» **Prompt**
Can you rewrite the listing from its first line through the line containing "y-axis-title: Percent [946, 261, 965, 320]", replacing "lips-marker-icon" with "lips-icon" and leaving everything else unchanged?

[Element and coordinate listing]
-=-=-=-=-

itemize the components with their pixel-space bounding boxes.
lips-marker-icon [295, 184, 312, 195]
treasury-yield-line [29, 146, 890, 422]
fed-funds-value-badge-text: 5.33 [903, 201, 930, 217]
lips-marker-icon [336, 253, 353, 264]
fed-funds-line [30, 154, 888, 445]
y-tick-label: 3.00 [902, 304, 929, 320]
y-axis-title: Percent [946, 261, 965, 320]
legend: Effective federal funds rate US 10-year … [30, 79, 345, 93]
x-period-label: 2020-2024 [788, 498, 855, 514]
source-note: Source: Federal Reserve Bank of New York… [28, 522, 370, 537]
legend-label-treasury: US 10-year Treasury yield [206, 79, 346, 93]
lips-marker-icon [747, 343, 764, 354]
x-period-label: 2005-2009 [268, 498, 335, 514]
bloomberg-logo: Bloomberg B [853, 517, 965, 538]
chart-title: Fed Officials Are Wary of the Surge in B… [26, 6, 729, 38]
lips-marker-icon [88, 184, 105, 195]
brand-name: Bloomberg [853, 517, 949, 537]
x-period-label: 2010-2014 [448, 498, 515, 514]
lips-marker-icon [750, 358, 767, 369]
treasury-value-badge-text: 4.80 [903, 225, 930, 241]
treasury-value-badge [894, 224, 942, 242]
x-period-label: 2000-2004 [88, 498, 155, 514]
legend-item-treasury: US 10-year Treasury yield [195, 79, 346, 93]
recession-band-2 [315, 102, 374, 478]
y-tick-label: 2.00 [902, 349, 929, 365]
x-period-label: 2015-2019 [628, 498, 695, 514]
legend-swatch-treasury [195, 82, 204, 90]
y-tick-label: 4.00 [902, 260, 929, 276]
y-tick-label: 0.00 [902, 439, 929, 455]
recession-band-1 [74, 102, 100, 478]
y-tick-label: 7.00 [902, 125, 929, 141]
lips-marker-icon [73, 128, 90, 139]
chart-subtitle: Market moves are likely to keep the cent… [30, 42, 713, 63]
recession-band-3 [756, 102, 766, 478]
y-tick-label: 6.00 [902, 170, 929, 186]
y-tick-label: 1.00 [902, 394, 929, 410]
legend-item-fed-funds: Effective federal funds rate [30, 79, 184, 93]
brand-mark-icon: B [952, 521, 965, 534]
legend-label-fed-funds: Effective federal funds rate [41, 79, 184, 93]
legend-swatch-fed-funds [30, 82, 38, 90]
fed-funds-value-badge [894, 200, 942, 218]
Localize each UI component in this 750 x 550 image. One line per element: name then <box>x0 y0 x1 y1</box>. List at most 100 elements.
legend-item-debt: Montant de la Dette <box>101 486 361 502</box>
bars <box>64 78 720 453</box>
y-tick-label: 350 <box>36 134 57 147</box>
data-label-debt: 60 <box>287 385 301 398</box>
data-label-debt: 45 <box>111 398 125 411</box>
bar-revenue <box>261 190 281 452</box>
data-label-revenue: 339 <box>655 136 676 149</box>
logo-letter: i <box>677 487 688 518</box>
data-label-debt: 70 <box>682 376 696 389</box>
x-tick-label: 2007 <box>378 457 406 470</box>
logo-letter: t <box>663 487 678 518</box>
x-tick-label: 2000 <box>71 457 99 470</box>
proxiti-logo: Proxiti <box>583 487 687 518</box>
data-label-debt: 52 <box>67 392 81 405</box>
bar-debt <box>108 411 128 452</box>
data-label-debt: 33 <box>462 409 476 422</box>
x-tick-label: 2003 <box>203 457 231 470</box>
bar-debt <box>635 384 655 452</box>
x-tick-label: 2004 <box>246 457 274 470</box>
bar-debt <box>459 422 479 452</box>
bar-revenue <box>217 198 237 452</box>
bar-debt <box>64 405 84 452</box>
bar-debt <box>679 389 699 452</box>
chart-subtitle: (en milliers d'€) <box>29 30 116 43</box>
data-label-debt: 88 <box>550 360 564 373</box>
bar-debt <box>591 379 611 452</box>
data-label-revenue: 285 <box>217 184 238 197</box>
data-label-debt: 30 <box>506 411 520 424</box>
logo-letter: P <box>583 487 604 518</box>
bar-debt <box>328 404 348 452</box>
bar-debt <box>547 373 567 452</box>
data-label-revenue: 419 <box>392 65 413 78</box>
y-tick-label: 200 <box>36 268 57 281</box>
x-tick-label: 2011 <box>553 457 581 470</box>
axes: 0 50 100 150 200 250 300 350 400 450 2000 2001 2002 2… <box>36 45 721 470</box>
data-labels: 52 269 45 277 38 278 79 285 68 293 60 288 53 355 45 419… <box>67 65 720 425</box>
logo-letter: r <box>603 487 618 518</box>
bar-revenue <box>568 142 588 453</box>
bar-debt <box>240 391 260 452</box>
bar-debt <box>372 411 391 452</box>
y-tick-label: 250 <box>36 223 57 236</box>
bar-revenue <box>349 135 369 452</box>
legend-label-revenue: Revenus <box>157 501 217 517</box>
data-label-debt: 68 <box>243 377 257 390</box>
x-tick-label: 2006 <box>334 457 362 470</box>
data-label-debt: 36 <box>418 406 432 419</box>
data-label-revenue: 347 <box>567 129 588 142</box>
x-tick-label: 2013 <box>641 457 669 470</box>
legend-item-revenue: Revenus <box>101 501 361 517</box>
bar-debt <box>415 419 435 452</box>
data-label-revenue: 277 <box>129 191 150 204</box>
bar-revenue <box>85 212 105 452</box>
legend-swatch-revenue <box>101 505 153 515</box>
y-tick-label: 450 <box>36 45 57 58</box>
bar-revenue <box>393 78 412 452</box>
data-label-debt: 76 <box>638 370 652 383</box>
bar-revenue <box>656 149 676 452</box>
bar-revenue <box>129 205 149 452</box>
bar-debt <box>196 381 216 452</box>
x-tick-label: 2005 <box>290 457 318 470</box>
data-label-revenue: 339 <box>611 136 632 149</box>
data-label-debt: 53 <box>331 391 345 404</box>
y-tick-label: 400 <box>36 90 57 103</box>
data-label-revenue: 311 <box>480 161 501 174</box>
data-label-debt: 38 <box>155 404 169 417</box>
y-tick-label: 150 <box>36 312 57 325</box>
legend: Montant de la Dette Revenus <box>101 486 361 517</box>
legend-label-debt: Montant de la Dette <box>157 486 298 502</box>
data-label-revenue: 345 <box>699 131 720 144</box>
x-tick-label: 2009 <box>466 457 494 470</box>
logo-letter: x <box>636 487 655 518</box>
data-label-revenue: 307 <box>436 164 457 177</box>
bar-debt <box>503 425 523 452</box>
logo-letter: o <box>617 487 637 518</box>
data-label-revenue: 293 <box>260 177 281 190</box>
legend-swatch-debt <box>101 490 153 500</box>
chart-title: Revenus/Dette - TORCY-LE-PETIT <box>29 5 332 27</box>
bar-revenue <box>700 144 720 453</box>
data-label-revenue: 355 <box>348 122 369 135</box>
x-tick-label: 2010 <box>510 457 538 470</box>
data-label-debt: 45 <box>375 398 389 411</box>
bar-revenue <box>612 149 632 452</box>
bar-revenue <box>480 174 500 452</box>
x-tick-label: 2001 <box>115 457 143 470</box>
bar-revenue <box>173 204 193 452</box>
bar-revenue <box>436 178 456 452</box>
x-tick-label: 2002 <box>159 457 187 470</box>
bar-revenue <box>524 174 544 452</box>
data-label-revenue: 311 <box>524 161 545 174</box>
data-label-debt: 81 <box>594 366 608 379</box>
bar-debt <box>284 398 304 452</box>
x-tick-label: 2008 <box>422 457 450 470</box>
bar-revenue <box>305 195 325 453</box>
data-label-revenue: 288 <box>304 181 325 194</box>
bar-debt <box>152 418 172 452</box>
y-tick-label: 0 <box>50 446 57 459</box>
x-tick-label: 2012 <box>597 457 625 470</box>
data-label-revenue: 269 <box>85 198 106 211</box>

-=-=-=-=-

» **The response**
itemize the components with their pixel-space bounding boxes.
lips-icon [295, 184, 312, 195]
treasury-yield-line [29, 146, 890, 422]
fed-funds-value-badge-text: 5.33 [903, 201, 930, 217]
lips-icon [336, 253, 353, 264]
fed-funds-line [30, 154, 888, 445]
y-tick-label: 3.00 [902, 304, 929, 320]
y-axis-title: Percent [946, 261, 965, 320]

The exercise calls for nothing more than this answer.